-- Begin Data in this exercise --
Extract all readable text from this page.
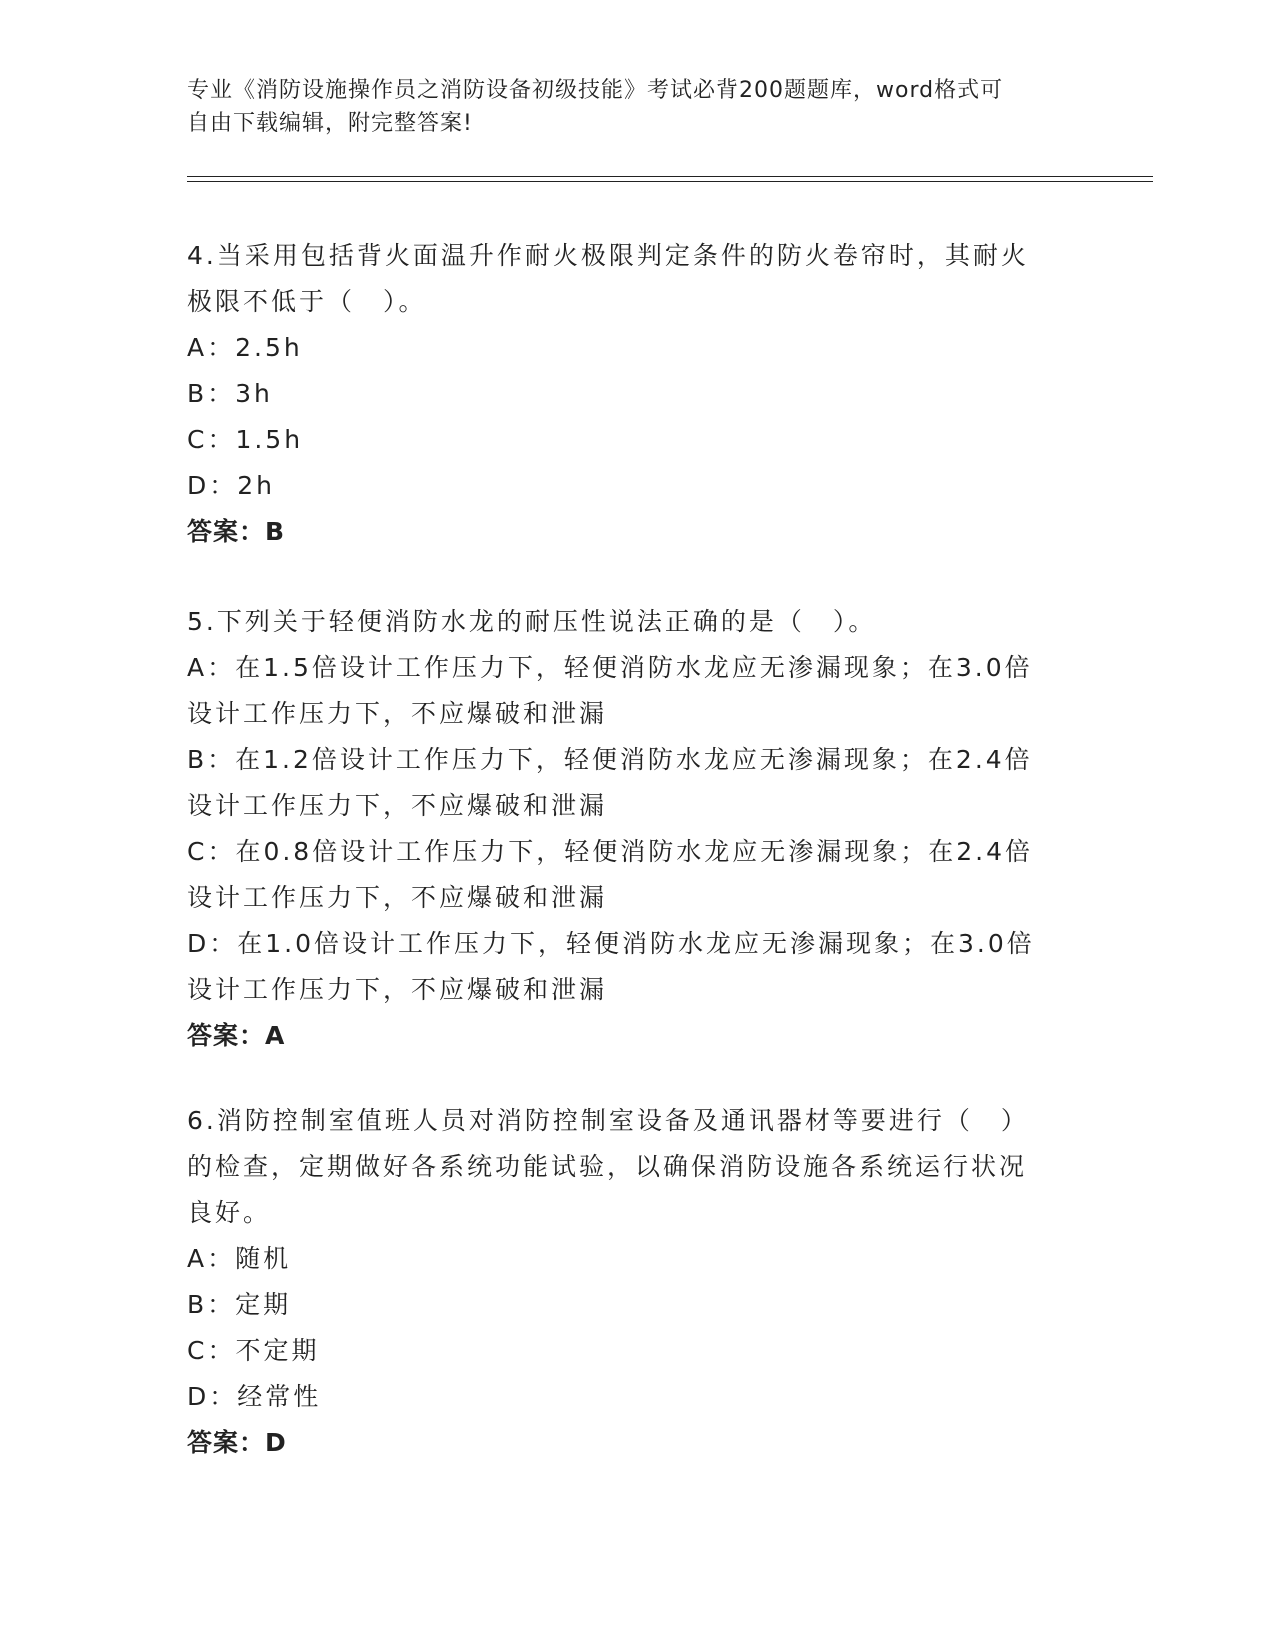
专业《消防设施操作员之消防设备初级技能》考试必背200题题库，word格式可
自由下载编辑，附完整答案!
4.当采用包括背火面温升作耐火极限判定条件的防火卷帘时，其耐火
极限不低于（　）。
A：2.5h
B：3h
C：1.5h
D：2h
答案：B
5.下列关于轻便消防水龙的耐压性说法正确的是（　）。
A：在1.5倍设计工作压力下，轻便消防水龙应无渗漏现象；在3.0倍
设计工作压力下，不应爆破和泄漏
B：在1.2倍设计工作压力下，轻便消防水龙应无渗漏现象；在2.4倍
设计工作压力下，不应爆破和泄漏
C：在0.8倍设计工作压力下，轻便消防水龙应无渗漏现象；在2.4倍
设计工作压力下，不应爆破和泄漏
D：在1.0倍设计工作压力下，轻便消防水龙应无渗漏现象；在3.0倍
设计工作压力下，不应爆破和泄漏
答案：A
6.消防控制室值班人员对消防控制室设备及通讯器材等要进行（　）
的检查，定期做好各系统功能试验，以确保消防设施各系统运行状况
良好。
A：随机
B：定期
C：不定期
D：经常性
答案：D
-- End Data in this exercise --
**Given task**
Scan the lines above for "轻便消防水龙应无渗漏现象", then copy every one that has it.

**Response to the exercise**
A：在1.5倍设计工作压力下，轻便消防水龙应无渗漏现象；在3.0倍
B：在1.2倍设计工作压力下，轻便消防水龙应无渗漏现象；在2.4倍
C：在0.8倍设计工作压力下，轻便消防水龙应无渗漏现象；在2.4倍
D：在1.0倍设计工作压力下，轻便消防水龙应无渗漏现象；在3.0倍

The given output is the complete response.